INSTRUCTION —
Collect each line containing "Tammy".

Items from a figure collection —
┌──

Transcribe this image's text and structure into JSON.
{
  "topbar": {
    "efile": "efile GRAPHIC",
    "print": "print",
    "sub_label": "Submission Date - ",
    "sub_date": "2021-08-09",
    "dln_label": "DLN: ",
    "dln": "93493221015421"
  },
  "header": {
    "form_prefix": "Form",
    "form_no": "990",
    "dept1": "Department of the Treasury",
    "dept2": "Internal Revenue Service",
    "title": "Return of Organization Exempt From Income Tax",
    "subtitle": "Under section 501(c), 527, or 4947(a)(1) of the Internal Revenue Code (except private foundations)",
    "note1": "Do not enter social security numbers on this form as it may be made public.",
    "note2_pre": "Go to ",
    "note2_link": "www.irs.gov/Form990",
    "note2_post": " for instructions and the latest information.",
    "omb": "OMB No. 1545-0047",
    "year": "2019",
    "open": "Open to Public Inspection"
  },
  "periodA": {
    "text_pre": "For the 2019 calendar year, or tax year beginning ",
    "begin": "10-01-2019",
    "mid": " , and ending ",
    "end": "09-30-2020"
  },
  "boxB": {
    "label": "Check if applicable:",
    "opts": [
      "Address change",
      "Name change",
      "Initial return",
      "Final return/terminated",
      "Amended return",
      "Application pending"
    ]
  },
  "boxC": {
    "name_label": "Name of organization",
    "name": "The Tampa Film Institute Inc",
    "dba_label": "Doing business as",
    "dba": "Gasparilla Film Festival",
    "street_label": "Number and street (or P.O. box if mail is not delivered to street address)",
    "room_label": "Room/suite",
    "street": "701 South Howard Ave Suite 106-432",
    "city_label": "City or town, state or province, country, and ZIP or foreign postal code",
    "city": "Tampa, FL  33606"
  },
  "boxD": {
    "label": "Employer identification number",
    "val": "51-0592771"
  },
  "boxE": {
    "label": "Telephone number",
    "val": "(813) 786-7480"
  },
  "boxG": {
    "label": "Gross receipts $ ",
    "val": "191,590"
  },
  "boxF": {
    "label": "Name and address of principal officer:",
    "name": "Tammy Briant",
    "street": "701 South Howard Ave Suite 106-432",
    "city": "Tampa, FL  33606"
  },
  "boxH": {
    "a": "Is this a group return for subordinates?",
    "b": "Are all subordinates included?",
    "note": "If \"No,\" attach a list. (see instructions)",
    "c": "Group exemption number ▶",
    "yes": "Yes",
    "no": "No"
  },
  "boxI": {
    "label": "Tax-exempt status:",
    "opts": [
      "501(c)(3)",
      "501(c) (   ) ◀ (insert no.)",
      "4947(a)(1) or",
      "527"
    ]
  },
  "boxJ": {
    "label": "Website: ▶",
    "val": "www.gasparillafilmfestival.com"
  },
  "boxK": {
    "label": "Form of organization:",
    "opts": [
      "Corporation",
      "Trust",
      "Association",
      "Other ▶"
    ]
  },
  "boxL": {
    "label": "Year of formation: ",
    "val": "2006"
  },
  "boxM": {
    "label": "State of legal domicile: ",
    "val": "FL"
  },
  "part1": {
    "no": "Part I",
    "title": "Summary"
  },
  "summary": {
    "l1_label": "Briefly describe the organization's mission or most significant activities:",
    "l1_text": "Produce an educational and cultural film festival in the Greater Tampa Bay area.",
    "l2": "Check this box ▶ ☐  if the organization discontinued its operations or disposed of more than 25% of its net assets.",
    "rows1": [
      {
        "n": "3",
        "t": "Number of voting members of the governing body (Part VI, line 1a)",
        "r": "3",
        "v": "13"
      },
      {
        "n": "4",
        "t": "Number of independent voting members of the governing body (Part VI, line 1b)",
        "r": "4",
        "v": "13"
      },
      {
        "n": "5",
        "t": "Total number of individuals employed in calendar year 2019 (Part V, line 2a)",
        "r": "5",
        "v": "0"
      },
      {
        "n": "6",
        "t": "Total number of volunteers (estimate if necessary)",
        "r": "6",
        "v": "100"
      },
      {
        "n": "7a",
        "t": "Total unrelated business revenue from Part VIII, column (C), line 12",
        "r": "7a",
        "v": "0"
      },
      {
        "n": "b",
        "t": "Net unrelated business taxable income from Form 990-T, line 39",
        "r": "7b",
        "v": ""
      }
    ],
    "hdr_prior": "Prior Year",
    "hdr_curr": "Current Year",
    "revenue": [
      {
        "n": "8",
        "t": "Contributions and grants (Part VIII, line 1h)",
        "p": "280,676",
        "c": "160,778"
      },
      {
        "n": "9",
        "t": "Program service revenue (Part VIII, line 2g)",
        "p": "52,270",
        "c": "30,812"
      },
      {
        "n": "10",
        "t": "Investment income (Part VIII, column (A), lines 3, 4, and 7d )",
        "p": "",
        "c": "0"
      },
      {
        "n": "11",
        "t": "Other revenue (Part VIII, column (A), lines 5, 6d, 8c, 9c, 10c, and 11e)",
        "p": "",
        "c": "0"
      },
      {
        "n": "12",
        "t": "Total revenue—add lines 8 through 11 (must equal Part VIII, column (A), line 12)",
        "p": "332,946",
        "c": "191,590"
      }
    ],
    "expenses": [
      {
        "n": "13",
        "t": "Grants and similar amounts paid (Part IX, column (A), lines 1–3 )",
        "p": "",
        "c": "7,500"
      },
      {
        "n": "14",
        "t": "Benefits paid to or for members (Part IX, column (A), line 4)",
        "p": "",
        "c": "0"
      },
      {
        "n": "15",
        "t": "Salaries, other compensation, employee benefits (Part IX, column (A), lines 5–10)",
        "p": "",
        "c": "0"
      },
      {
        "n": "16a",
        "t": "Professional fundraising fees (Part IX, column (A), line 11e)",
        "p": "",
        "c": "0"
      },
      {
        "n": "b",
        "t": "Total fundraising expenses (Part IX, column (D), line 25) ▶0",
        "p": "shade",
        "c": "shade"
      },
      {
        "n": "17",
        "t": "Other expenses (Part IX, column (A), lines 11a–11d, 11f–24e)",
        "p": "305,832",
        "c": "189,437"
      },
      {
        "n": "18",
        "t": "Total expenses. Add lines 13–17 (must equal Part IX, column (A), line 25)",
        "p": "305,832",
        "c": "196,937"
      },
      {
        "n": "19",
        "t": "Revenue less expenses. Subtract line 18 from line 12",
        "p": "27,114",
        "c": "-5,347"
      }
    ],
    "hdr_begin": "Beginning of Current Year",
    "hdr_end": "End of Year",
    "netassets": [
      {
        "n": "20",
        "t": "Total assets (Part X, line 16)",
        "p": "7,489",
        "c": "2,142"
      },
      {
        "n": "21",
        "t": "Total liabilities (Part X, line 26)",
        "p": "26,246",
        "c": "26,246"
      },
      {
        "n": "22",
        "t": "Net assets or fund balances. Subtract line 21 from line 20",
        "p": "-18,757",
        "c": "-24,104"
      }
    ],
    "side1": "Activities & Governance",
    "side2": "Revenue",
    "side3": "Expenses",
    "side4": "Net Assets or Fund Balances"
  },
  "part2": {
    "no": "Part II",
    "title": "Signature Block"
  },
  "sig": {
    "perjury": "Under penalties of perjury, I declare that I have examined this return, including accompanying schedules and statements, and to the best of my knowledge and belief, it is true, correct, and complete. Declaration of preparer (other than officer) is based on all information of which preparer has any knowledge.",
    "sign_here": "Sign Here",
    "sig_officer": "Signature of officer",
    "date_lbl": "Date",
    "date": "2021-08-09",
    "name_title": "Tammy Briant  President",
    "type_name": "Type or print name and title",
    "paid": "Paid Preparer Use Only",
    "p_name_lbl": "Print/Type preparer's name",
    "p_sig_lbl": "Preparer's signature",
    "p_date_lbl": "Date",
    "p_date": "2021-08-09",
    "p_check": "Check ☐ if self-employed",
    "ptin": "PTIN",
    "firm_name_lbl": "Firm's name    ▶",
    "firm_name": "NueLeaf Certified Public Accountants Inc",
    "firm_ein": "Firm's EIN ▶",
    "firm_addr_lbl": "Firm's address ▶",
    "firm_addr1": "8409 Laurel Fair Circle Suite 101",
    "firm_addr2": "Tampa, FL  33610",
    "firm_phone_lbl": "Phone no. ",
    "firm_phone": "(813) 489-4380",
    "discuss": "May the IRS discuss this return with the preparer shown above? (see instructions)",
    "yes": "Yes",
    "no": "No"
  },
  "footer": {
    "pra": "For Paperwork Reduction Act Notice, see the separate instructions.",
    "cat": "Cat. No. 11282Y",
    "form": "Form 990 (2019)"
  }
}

└──

SOLUTION —
    "name": "Tammy Briant",
    "name_title": "Tammy Briant  President",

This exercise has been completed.